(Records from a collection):
********
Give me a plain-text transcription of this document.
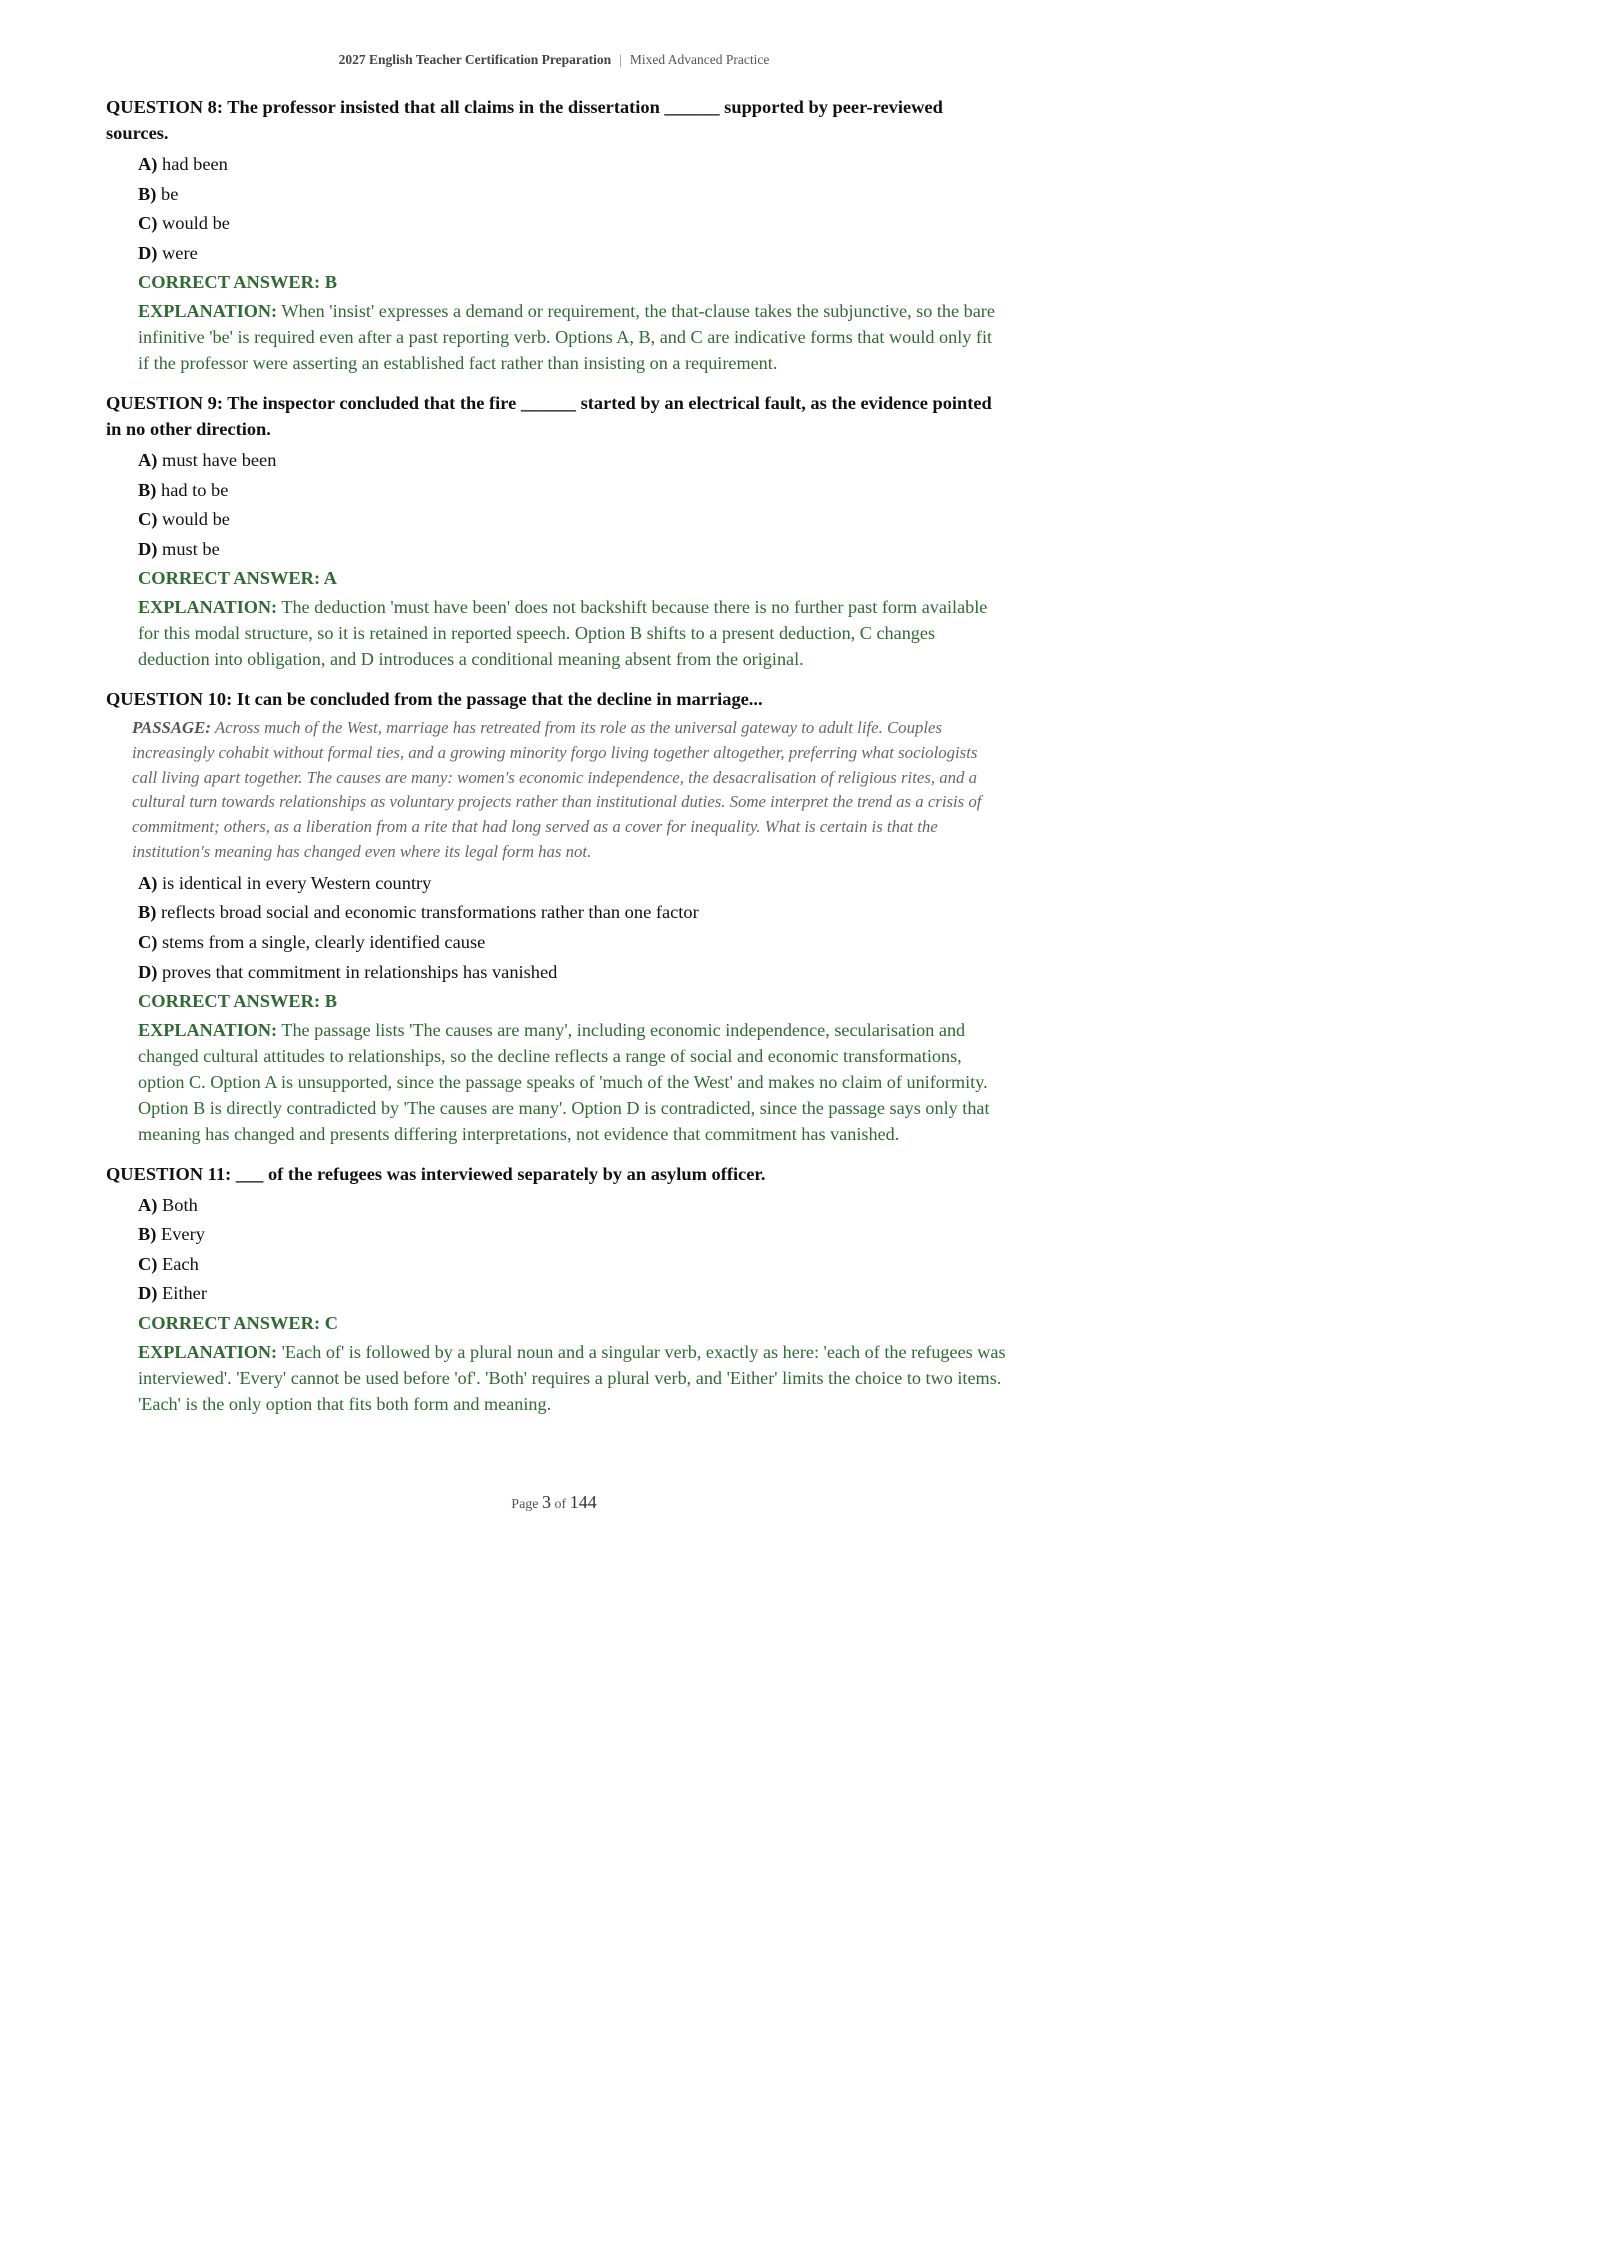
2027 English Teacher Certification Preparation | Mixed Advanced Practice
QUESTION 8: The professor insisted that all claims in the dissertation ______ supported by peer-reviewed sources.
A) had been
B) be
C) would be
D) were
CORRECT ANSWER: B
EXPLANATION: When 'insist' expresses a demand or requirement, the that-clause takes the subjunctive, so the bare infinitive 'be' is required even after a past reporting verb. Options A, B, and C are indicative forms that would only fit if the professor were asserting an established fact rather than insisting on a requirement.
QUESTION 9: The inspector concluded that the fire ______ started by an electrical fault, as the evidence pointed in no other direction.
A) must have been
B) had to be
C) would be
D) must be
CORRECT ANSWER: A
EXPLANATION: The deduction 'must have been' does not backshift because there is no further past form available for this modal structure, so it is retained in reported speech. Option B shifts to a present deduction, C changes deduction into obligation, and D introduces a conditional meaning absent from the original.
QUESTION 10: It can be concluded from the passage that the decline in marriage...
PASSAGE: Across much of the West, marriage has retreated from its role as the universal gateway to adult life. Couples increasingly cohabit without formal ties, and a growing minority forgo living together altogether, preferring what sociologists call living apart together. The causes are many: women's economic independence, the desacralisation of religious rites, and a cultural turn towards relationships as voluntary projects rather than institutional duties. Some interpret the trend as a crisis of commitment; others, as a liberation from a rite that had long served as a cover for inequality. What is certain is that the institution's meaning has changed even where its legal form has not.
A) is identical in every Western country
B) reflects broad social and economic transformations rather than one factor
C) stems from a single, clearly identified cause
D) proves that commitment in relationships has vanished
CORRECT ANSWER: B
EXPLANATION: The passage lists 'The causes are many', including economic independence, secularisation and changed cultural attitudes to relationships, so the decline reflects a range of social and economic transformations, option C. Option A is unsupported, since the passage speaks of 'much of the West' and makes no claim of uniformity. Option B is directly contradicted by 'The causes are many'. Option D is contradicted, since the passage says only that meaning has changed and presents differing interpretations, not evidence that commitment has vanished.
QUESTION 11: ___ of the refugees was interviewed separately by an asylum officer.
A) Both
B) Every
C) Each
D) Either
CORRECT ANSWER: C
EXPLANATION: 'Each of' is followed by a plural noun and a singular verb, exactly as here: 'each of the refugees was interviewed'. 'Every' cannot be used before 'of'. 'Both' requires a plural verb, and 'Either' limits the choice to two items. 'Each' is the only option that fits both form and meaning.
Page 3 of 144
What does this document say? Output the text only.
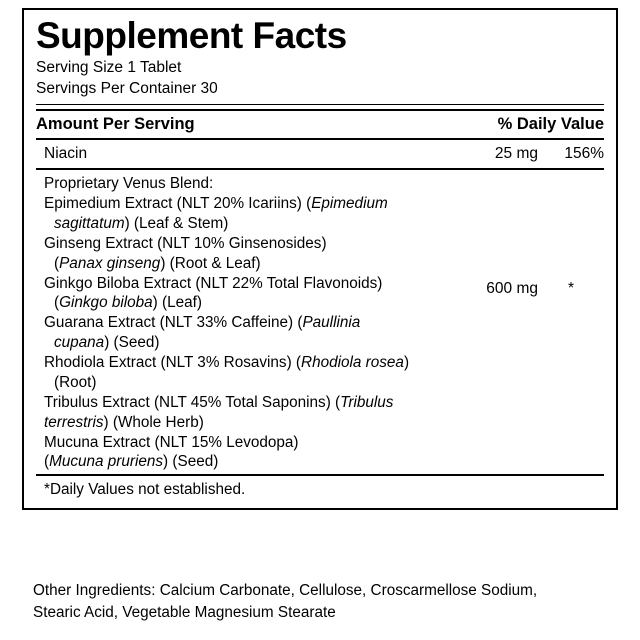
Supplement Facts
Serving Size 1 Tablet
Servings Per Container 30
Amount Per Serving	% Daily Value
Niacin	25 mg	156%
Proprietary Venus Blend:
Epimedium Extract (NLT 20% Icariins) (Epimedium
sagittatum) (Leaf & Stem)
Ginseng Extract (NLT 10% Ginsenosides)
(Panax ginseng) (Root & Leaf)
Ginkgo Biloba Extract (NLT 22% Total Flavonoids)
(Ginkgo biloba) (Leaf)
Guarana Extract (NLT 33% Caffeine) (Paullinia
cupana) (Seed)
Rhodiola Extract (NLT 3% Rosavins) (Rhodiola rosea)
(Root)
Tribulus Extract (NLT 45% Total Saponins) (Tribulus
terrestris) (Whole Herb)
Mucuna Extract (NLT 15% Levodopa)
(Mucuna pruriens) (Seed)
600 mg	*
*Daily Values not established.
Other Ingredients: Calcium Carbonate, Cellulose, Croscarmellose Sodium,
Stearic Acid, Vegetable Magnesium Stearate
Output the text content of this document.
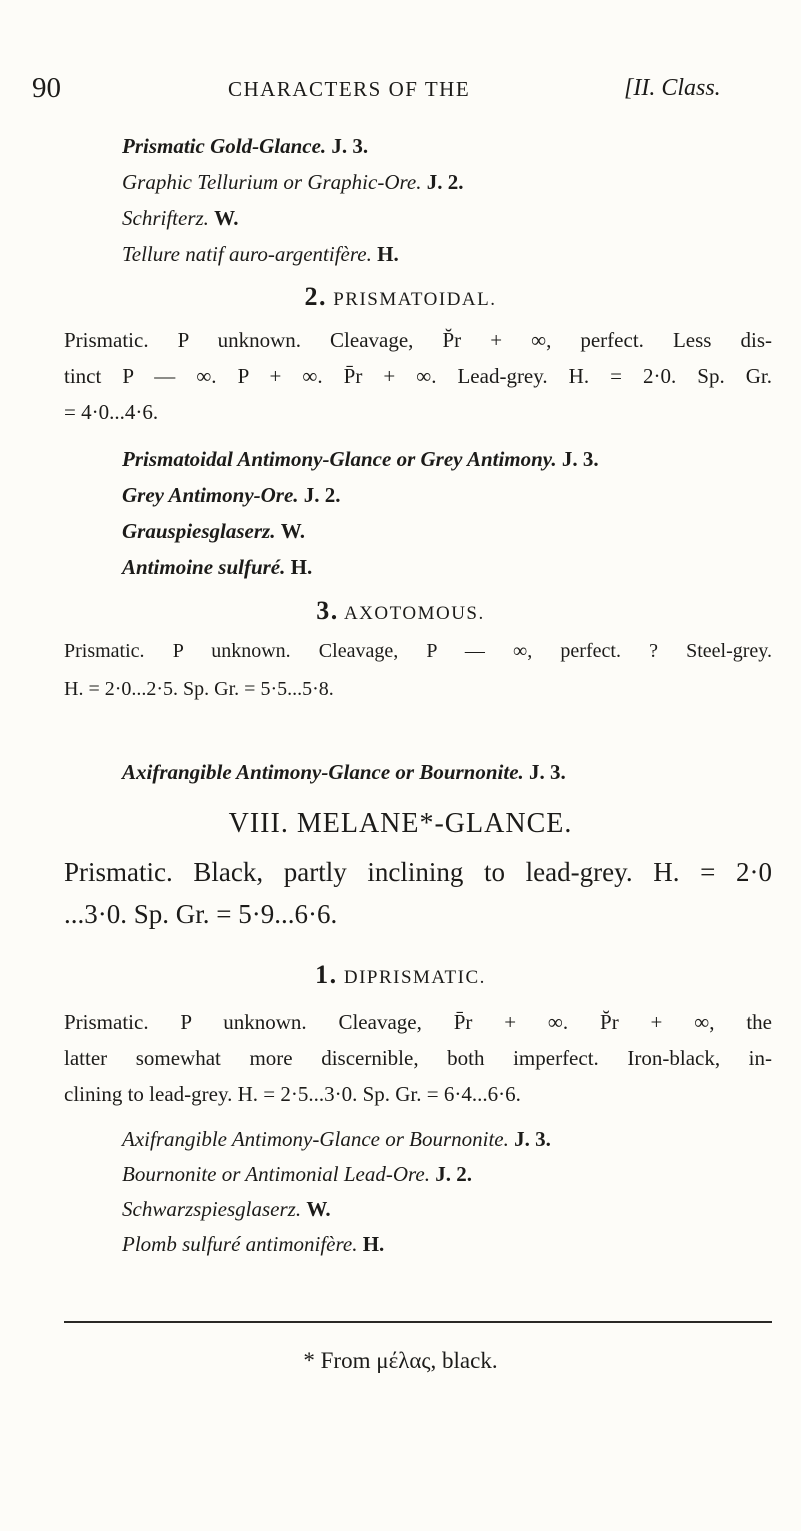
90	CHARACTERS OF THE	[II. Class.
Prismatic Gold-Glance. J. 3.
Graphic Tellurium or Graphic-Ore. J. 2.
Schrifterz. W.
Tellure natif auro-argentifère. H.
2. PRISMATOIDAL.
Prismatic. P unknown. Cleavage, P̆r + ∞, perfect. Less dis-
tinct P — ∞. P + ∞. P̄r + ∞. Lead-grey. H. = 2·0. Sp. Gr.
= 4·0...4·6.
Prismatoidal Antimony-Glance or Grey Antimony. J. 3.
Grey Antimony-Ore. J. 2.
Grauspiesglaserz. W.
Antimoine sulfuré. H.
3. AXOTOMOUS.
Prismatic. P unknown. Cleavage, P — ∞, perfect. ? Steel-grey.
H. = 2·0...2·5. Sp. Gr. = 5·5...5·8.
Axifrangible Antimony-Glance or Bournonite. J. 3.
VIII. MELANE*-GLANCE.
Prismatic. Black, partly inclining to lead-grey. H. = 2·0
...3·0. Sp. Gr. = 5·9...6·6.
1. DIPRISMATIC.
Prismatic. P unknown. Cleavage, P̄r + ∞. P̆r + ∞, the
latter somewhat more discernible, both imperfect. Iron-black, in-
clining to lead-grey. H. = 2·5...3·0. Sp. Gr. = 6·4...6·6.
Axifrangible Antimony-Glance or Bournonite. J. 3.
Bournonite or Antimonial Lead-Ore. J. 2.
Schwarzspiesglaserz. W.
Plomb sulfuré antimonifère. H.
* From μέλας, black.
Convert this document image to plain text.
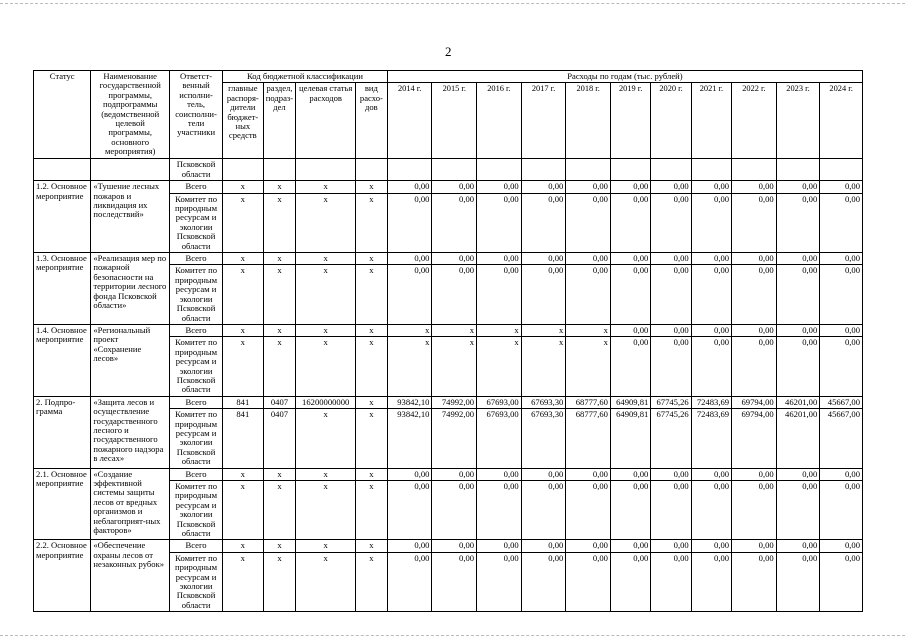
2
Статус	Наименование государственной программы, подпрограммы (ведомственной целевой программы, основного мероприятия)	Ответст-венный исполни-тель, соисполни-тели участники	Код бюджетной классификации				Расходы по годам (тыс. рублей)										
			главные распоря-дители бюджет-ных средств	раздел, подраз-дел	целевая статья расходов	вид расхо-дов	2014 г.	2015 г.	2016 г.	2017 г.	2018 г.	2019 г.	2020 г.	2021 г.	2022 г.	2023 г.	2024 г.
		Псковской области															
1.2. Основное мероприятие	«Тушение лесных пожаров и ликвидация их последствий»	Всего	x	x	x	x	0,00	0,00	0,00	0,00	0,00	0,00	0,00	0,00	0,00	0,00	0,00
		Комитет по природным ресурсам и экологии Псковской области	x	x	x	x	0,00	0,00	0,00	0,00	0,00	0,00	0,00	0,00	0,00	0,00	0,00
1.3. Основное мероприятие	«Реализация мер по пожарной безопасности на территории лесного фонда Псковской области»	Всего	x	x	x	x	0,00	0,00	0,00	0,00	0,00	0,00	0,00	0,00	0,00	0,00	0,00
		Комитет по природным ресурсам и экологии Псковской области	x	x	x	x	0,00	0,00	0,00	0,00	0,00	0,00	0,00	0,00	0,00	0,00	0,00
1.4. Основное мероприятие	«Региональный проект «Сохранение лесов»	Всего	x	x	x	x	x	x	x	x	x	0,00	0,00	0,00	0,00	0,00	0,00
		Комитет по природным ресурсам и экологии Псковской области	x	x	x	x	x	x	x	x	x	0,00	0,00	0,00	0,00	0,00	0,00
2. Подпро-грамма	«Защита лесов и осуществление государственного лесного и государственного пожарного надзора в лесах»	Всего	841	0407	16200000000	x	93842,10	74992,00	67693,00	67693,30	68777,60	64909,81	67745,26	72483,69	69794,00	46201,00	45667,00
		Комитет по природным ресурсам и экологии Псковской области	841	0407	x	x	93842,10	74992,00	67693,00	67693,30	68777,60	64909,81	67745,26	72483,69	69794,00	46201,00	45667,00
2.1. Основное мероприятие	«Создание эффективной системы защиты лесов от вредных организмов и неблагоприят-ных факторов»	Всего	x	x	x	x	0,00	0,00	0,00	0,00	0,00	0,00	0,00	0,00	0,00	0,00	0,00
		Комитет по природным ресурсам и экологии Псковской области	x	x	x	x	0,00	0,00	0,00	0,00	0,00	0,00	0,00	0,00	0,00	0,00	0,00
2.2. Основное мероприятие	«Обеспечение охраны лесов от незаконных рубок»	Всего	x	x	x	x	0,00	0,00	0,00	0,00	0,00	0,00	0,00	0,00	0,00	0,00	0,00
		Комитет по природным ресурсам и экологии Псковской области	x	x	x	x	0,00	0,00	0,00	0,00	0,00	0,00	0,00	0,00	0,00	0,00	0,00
********
Find the word "vanished" in the data and show each line that holds it.

D) proves that commitment in relationships has vanished
EXPLANATION: The passage lists 'The causes are many', including economic independence, secularisation and changed cultural attitudes to relationships, so the decline reflects a range of social and economic transformations, option C. Option A is unsupported, since the passage speaks of 'much of the West' and makes no claim of uniformity. Option B is directly contradicted by 'The causes are many'. Option D is contradicted, since the passage says only that meaning has changed and presents differing interpretations, not evidence that commitment has vanished.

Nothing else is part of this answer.